%%

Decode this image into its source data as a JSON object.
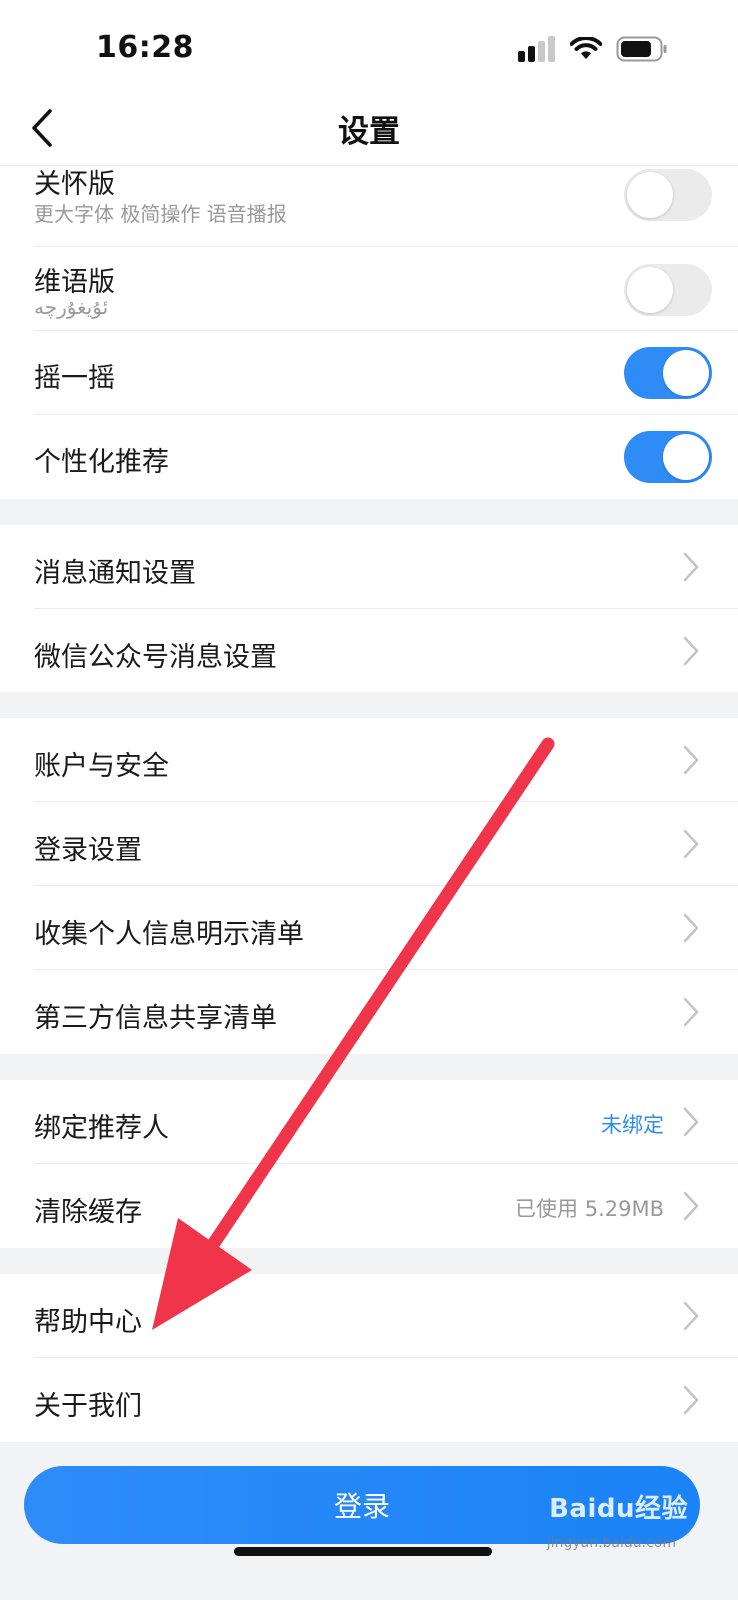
{
  "status_bar": {
    "time": "16:28"
  },
  "nav": {
    "title": "设置",
    "back_icon": "chevron-left-icon"
  },
  "settings": {
    "care_mode": {
      "title": "关怀版",
      "subtitle": "更大字体 极简操作 语音播报",
      "enabled": false
    },
    "uyghur_mode": {
      "title": "维语版",
      "subtitle": "ئۇيغۇرچە",
      "enabled": false
    },
    "shake": {
      "title": "摇一摇",
      "enabled": true
    },
    "personalized": {
      "title": "个性化推荐",
      "enabled": true
    },
    "notifications": {
      "title": "消息通知设置"
    },
    "wechat_notifications": {
      "title": "微信公众号消息设置"
    },
    "account_security": {
      "title": "账户与安全"
    },
    "login_settings": {
      "title": "登录设置"
    },
    "personal_info_list": {
      "title": "收集个人信息明示清单"
    },
    "third_party_list": {
      "title": "第三方信息共享清单"
    },
    "referrer": {
      "title": "绑定推荐人",
      "value": "未绑定",
      "value_color": "#2f8cf7"
    },
    "clear_cache": {
      "title": "清除缓存",
      "value": "已使用 5.29MB",
      "value_color": "#999999"
    },
    "help_center": {
      "title": "帮助中心"
    },
    "about_us": {
      "title": "关于我们"
    }
  },
  "login_button": {
    "label": "登录"
  },
  "watermark": {
    "brand": "Baidu经验",
    "url": "jingyan.baidu.com"
  },
  "colors": {
    "accent": "#2f8cf7",
    "arrow": "#f0344a",
    "background": "#f2f3f5"
  }
}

%%

● THE REQUEST: Word for word, quote the full listing, omitting every picture.

● RIGHT ANSWER:
Decode this image into its source data as a JSON object.
{
  "status_bar": {
    "time": "16:28"
  },
  "nav": {
    "title": "设置",
    "back_icon": "chevron-left-icon"
  },
  "settings": {
    "care_mode": {
      "title": "关怀版",
      "subtitle": "更大字体 极简操作 语音播报",
      "enabled": false
    },
    "uyghur_mode": {
      "title": "维语版",
      "subtitle": "ئۇيغۇرچە",
      "enabled": false
    },
    "shake": {
      "title": "摇一摇",
      "enabled": true
    },
    "personalized": {
      "title": "个性化推荐",
      "enabled": true
    },
    "notifications": {
      "title": "消息通知设置"
    },
    "wechat_notifications": {
      "title": "微信公众号消息设置"
    },
    "account_security": {
      "title": "账户与安全"
    },
    "login_settings": {
      "title": "登录设置"
    },
    "personal_info_list": {
      "title": "收集个人信息明示清单"
    },
    "third_party_list": {
      "title": "第三方信息共享清单"
    },
    "referrer": {
      "title": "绑定推荐人",
      "value": "未绑定",
      "value_color": "#2f8cf7"
    },
    "clear_cache": {
      "title": "清除缓存",
      "value": "已使用 5.29MB",
      "value_color": "#999999"
    },
    "help_center": {
      "title": "帮助中心"
    },
    "about_us": {
      "title": "关于我们"
    }
  },
  "login_button": {
    "label": "登录"
  },
  "watermark": {
    "brand": "Baidu经验",
    "url": "jingyan.baidu.com"
  },
  "colors": {
    "accent": "#2f8cf7",
    "arrow": "#f0344a",
    "background": "#f2f3f5"
  }
}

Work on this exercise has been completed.